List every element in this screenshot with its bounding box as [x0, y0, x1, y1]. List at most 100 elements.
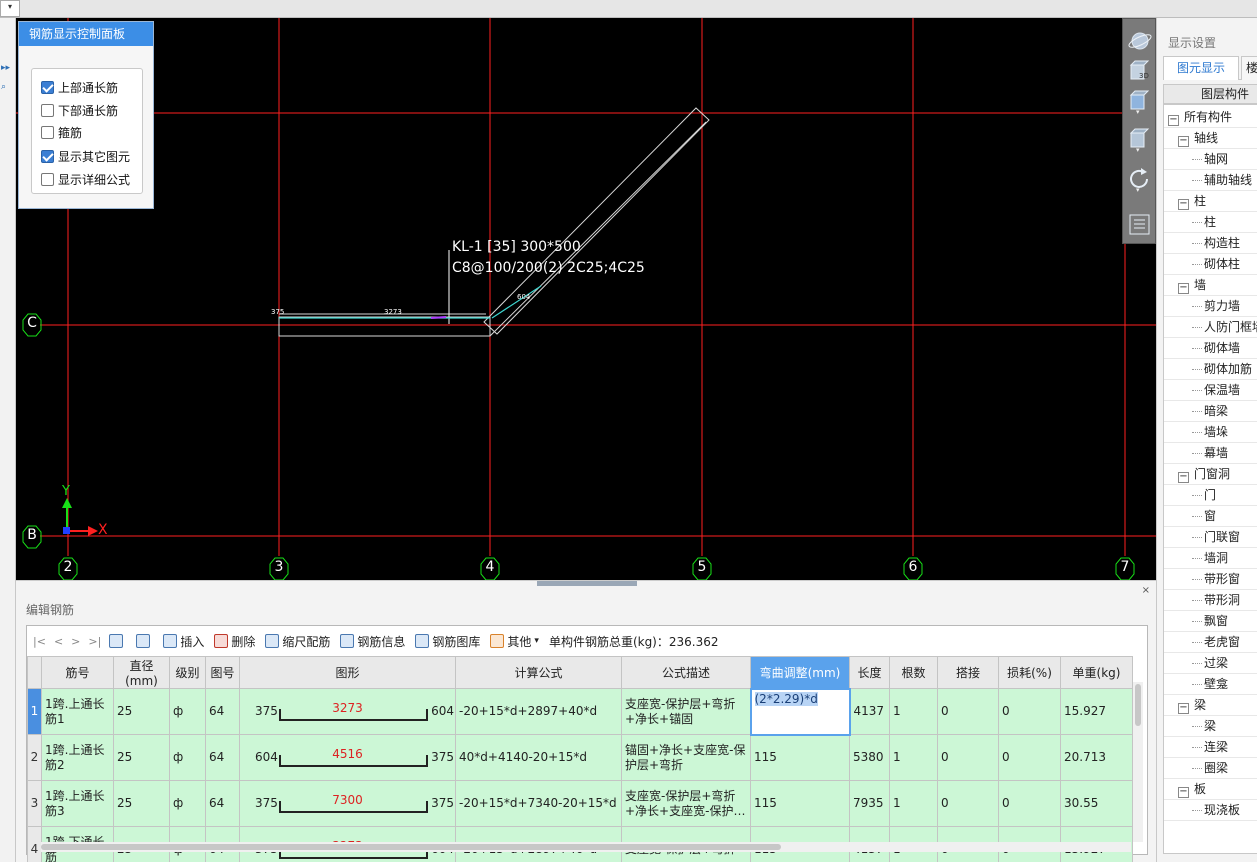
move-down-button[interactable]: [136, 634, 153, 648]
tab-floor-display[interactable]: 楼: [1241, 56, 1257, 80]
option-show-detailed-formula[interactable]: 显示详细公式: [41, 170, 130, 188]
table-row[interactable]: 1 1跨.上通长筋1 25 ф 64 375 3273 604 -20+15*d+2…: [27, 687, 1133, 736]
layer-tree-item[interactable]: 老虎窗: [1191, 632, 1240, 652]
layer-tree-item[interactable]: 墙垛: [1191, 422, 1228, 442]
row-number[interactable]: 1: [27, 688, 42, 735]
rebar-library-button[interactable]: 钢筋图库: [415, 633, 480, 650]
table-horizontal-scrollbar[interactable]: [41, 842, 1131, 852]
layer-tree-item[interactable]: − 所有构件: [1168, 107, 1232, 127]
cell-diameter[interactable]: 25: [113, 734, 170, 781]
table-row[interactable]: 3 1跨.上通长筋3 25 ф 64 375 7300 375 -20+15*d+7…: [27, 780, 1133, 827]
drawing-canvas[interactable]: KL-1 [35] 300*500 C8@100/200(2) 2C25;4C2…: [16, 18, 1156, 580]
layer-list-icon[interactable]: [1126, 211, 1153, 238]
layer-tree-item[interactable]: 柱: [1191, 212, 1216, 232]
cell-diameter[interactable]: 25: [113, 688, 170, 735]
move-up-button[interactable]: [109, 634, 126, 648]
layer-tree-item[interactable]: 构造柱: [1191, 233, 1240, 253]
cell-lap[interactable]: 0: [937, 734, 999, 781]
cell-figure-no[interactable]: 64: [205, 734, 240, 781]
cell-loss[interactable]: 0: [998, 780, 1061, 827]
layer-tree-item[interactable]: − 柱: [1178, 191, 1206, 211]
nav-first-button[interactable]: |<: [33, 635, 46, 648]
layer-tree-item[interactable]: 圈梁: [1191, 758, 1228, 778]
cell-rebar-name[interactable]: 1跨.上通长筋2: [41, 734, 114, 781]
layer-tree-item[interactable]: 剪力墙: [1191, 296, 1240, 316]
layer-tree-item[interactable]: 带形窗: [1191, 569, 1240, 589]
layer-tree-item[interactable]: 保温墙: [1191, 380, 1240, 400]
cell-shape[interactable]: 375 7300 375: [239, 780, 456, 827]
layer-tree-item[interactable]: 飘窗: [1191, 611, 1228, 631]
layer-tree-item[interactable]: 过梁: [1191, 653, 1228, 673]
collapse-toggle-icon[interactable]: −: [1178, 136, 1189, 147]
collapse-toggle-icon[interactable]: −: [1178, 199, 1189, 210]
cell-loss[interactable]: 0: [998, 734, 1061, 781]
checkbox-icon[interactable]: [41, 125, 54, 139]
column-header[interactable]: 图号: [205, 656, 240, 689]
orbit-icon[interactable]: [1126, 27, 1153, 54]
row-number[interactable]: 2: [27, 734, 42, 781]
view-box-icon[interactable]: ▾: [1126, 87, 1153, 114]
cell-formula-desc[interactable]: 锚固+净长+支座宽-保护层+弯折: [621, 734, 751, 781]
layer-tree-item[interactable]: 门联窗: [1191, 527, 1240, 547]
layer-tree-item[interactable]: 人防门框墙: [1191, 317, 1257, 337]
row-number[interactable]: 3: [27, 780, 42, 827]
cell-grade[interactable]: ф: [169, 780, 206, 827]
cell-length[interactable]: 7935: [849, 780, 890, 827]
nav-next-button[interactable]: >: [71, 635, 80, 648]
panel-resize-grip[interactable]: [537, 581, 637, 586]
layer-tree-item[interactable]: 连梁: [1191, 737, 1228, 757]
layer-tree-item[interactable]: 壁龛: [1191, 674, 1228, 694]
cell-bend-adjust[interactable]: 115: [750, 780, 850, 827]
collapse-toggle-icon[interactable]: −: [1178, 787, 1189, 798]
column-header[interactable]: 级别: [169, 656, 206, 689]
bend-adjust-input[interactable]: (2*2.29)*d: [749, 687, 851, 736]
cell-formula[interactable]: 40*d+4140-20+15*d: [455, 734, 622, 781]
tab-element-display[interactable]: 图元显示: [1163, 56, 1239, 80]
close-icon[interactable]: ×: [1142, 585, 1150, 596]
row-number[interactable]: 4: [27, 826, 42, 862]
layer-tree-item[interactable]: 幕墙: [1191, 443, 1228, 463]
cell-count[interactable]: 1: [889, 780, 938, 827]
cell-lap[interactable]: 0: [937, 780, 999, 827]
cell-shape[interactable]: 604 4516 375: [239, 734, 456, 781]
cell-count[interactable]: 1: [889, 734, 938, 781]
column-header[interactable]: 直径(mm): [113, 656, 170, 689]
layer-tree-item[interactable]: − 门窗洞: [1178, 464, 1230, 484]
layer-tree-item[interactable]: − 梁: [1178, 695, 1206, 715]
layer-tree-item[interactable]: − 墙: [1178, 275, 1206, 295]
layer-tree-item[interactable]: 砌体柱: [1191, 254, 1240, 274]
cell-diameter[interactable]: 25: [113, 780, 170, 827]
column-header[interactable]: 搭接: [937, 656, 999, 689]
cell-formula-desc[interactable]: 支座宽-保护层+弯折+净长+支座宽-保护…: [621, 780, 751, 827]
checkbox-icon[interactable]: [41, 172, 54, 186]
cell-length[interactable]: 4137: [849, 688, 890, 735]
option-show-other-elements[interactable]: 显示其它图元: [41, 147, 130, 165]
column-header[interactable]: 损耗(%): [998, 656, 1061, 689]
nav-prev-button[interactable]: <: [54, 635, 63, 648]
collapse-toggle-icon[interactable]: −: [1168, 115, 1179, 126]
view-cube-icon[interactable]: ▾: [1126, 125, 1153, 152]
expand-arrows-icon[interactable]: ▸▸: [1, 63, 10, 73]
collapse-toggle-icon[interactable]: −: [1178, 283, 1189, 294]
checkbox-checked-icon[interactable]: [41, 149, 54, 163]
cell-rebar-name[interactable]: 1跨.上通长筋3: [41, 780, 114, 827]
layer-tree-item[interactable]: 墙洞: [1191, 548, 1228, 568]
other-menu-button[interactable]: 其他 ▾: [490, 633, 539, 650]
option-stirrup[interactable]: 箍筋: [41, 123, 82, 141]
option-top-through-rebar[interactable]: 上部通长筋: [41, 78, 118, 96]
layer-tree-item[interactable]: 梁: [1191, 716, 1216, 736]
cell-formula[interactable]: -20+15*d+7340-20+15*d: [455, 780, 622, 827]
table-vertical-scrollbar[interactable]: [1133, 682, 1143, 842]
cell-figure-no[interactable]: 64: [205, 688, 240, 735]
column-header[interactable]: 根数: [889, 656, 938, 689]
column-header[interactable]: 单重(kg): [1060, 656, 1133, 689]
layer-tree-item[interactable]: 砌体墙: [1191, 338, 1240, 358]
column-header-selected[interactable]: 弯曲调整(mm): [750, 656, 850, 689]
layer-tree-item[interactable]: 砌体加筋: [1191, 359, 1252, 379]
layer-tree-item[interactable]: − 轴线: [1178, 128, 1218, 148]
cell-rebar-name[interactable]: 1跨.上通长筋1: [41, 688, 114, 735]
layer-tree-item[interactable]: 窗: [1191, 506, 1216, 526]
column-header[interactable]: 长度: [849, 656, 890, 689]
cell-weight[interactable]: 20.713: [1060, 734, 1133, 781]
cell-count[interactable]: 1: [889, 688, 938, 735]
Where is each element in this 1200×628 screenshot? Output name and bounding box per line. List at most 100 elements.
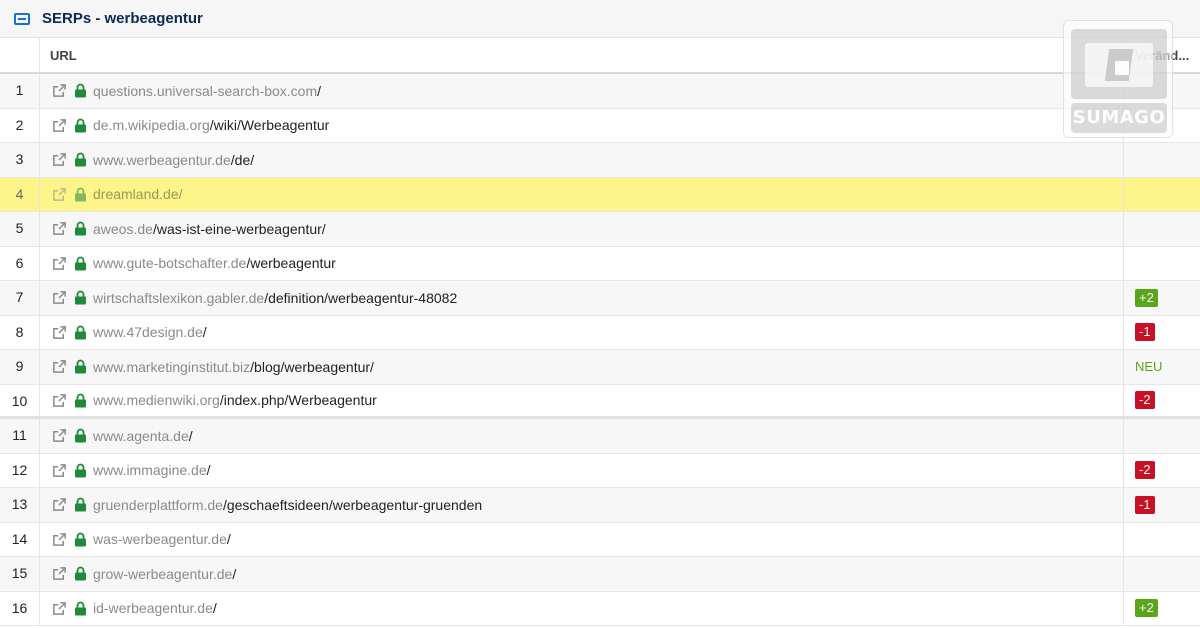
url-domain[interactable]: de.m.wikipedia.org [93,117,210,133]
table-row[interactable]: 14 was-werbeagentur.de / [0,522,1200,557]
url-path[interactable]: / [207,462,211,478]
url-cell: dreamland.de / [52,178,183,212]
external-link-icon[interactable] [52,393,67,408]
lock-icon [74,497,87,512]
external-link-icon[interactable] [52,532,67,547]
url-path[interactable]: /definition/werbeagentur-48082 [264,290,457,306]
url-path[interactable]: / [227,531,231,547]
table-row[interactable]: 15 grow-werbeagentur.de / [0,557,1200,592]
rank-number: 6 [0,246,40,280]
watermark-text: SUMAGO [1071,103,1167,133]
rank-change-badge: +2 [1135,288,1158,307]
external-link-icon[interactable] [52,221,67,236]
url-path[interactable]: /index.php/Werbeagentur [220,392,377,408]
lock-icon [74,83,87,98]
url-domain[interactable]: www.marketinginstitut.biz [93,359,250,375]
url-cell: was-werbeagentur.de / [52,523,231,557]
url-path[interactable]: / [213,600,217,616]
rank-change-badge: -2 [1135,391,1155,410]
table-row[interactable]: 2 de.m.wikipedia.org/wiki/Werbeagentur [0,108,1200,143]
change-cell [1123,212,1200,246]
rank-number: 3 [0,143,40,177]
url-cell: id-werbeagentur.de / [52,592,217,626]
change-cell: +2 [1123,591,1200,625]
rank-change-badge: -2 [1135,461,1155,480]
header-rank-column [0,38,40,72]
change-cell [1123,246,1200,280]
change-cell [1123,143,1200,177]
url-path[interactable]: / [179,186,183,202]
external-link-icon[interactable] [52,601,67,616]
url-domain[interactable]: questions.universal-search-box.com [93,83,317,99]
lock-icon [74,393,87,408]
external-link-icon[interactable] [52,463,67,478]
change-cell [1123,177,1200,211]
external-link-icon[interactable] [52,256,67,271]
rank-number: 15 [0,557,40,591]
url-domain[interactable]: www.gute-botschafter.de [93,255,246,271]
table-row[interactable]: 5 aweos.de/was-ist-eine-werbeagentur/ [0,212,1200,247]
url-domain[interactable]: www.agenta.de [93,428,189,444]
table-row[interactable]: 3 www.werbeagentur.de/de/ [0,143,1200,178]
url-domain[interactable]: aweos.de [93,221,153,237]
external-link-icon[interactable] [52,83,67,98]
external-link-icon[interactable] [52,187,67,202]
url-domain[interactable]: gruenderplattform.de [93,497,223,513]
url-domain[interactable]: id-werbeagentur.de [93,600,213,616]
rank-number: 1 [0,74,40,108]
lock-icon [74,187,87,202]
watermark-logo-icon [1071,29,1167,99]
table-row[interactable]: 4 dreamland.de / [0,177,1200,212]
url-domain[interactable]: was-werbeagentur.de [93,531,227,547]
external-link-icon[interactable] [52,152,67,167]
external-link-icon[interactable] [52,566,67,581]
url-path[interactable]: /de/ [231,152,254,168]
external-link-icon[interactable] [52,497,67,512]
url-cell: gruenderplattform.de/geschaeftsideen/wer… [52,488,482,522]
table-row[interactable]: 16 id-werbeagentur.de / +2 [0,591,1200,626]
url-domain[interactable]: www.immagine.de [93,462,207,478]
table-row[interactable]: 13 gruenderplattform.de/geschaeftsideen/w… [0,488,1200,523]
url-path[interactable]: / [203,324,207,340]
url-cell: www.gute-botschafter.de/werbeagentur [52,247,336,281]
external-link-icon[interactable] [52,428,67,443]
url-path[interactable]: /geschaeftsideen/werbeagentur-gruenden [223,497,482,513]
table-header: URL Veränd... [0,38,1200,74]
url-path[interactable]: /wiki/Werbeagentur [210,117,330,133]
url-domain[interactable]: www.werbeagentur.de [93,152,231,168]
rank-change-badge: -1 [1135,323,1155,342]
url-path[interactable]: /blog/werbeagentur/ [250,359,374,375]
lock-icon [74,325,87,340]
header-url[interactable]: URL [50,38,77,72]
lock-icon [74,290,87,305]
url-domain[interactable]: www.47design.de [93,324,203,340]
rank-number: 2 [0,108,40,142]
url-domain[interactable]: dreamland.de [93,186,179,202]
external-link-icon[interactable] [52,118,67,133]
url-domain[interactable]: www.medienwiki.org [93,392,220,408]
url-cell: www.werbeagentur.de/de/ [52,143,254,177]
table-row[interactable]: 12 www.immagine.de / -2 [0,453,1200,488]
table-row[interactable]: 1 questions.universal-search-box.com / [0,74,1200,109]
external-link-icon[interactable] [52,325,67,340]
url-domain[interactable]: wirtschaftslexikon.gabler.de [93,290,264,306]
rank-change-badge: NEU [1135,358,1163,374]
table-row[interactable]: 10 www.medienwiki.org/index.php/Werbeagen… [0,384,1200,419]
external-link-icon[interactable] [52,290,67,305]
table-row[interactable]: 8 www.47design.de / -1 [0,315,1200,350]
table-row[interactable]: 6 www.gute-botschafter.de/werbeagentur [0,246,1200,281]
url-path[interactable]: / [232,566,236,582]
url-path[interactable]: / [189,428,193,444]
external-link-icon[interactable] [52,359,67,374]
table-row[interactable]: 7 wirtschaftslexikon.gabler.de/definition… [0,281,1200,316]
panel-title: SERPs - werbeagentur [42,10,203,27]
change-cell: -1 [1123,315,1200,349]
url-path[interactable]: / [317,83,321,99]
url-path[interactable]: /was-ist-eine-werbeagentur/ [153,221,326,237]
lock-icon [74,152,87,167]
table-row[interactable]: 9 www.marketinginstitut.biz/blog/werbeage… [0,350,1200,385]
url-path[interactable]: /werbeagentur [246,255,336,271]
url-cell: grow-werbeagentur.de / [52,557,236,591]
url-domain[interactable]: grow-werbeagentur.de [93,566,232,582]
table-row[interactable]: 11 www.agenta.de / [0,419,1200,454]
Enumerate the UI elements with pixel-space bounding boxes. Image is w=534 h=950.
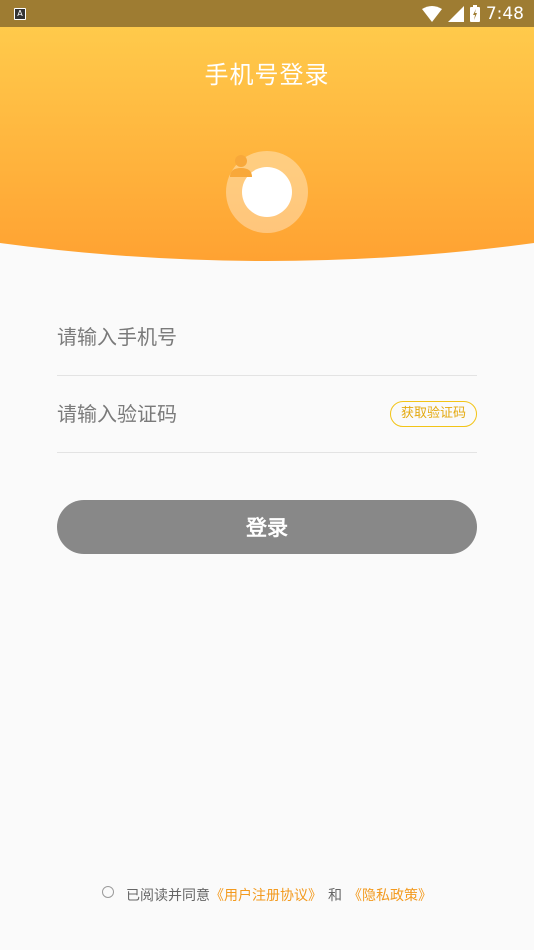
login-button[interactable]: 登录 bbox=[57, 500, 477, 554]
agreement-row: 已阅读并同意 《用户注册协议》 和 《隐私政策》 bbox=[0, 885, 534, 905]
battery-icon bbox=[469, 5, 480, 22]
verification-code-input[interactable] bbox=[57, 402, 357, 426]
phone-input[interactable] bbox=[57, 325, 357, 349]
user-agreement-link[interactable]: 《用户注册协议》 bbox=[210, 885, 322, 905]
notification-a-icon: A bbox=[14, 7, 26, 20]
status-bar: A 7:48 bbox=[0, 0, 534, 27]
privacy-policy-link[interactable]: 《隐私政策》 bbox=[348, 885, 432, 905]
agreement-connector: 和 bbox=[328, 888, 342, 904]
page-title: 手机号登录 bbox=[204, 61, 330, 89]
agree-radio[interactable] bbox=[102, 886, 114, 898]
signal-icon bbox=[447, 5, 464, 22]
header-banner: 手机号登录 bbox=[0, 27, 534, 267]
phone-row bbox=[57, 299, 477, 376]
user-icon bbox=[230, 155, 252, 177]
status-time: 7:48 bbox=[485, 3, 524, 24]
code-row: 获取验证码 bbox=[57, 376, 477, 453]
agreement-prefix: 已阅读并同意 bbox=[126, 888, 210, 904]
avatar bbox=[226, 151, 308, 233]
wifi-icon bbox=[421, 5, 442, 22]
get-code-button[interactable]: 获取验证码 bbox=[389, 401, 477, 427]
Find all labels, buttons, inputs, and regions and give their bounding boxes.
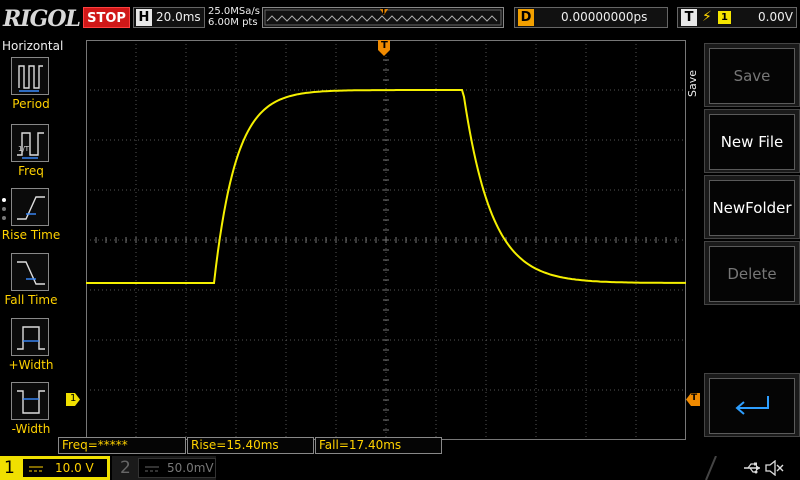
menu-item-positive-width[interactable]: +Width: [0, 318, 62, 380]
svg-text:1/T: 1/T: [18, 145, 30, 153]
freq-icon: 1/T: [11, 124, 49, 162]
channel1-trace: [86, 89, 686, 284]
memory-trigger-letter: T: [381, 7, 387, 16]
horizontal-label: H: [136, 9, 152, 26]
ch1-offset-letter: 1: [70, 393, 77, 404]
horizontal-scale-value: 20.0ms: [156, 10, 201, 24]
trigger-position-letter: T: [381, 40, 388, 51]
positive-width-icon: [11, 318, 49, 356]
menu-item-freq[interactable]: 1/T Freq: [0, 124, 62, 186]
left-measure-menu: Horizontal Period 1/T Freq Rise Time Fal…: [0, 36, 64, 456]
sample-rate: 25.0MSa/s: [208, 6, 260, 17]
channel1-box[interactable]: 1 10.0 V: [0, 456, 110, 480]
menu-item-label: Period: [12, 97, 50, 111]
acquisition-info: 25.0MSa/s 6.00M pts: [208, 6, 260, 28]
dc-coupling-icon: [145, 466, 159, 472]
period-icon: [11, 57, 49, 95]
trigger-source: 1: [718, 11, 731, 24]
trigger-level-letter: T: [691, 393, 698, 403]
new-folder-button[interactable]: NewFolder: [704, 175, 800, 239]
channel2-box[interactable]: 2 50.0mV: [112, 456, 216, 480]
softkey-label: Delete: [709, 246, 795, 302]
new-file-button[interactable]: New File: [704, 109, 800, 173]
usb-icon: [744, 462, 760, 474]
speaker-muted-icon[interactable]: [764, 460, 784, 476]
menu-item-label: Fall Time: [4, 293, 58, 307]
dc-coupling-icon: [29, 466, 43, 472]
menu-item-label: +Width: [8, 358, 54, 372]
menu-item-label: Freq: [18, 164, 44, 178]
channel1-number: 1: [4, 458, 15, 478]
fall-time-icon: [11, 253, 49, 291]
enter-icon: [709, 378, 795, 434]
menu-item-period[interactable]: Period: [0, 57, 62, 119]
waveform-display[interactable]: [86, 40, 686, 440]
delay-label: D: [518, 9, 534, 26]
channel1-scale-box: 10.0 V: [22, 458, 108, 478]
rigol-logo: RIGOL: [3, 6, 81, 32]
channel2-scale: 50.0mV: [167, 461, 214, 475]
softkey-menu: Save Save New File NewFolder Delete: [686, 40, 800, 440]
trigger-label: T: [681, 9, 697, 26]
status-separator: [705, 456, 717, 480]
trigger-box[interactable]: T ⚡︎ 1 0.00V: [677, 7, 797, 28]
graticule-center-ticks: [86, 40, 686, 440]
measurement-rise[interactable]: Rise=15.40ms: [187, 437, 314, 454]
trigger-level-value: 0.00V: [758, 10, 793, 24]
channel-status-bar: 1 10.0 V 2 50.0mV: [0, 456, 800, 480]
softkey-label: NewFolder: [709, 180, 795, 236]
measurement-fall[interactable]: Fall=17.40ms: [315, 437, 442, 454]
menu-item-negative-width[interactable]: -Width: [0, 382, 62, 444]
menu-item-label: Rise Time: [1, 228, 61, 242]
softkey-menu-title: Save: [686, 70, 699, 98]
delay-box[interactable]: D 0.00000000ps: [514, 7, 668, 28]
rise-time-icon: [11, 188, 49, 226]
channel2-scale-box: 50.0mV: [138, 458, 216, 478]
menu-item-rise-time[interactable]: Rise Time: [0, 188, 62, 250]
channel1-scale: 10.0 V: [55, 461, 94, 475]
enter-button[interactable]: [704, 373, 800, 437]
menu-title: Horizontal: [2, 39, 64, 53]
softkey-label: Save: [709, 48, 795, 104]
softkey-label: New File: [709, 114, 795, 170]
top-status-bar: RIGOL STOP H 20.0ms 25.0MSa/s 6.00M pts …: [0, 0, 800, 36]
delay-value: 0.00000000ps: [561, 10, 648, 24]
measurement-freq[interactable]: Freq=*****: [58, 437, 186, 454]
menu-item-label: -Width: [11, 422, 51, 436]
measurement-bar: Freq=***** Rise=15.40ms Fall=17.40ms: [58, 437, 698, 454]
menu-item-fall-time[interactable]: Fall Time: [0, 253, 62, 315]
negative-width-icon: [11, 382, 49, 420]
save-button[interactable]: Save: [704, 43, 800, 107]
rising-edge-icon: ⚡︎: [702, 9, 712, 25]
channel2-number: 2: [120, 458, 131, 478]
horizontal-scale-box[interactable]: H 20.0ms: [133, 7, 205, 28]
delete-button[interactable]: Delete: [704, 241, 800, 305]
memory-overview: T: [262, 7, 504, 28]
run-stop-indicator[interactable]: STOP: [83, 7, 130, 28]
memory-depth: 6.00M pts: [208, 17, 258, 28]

------------------------------------------------------------------------

* Stated goal: Render as a JSON list of strings the lines starting at the line that contains "318, 62, 380]" and ending at the line that contains "left-measure-menu: Horizontal Period", both included, one string per line and blank lines omitted.

* Answer to this problem:
[
  "menu-item-positive-width[interactable]: +Width: [0, 318, 62, 380]",
  "svg-text:1/T: 1/T: [18, 145, 30, 153]",
  "freq-icon: 1/T: [11, 124, 49, 162]",
  "channel1-trace: [86, 89, 686, 284]",
  "memory-trigger-letter: T: [381, 7, 387, 16]",
  "horizontal-label: H: [136, 9, 152, 26]",
  "ch1-offset-letter: 1: [70, 393, 77, 404]",
  "horizontal-scale-value: 20.0ms: [156, 10, 201, 24]",
  "trigger-position-letter: T: [381, 40, 388, 51]",
  "positive-width-icon: [11, 318, 49, 356]",
  "menu-item-freq[interactable]: 1/T Freq: [0, 124, 62, 186]",
  "left-measure-menu: Horizontal Period 1/T Freq Rise Time Fal…: [0, 36, 64, 456]"
]